◆ **The request**
Extract the records in full, leaving every picture out.

◆ **Record extracts**
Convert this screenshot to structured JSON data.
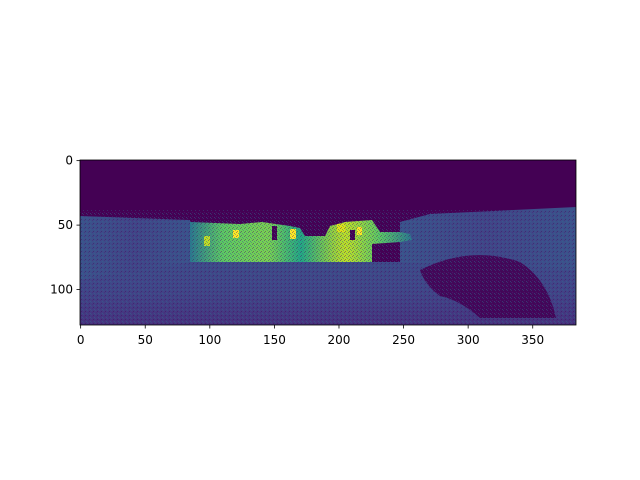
{
  "chart_data": {
    "type": "heatmap",
    "title": "",
    "xlabel": "",
    "ylabel": "",
    "image_shape": [
      128,
      384
    ],
    "x_ticks": [
      0,
      50,
      100,
      150,
      200,
      250,
      300,
      350
    ],
    "y_ticks": [
      0,
      50,
      100
    ],
    "x_tick_labels": [
      "0",
      "50",
      "100",
      "150",
      "200",
      "250",
      "300",
      "350"
    ],
    "y_tick_labels": [
      "0",
      "50",
      "100"
    ],
    "xlim": [
      -0.5,
      383.5
    ],
    "ylim": [
      127.5,
      -0.5
    ],
    "y_inverted": true,
    "colormap": "viridis",
    "colorbar": false,
    "grid": false,
    "colors": {
      "background_low": "#440154",
      "mid_blue": "#3b528b",
      "teal": "#21918c",
      "green": "#5ec962",
      "yellow": "#fde725"
    }
  }
}
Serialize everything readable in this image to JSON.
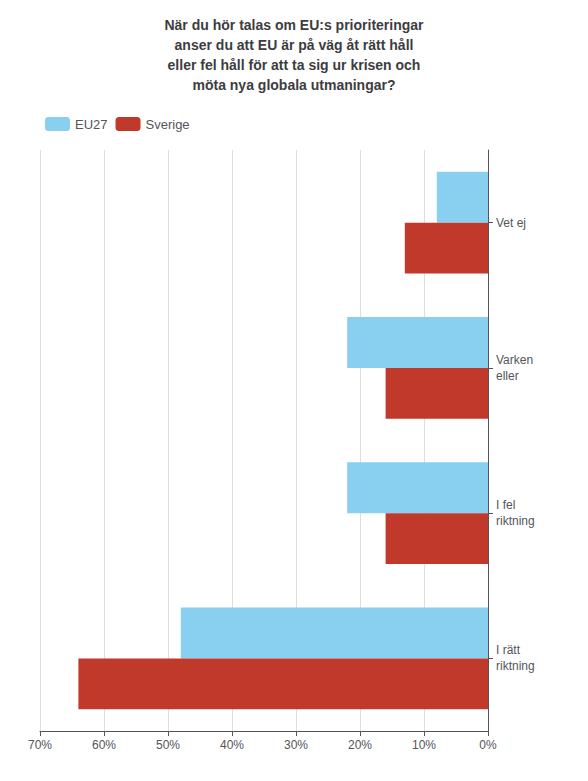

◆ **Result of this exercise**
Convert this screenshot to structured JSON data.
{
  "chart_data": {
    "type": "heatmap",
    "title": "",
    "xlabel": "",
    "ylabel": "",
    "image_shape": [
      128,
      384
    ],
    "x_ticks": [
      0,
      50,
      100,
      150,
      200,
      250,
      300,
      350
    ],
    "y_ticks": [
      0,
      50,
      100
    ],
    "x_tick_labels": [
      "0",
      "50",
      "100",
      "150",
      "200",
      "250",
      "300",
      "350"
    ],
    "y_tick_labels": [
      "0",
      "50",
      "100"
    ],
    "xlim": [
      -0.5,
      383.5
    ],
    "ylim": [
      127.5,
      -0.5
    ],
    "y_inverted": true,
    "colormap": "viridis",
    "colorbar": false,
    "grid": false,
    "colors": {
      "background_low": "#440154",
      "mid_blue": "#3b528b",
      "teal": "#21918c",
      "green": "#5ec962",
      "yellow": "#fde725"
    }
  }
}
Serialize everything readable in this image to JSON.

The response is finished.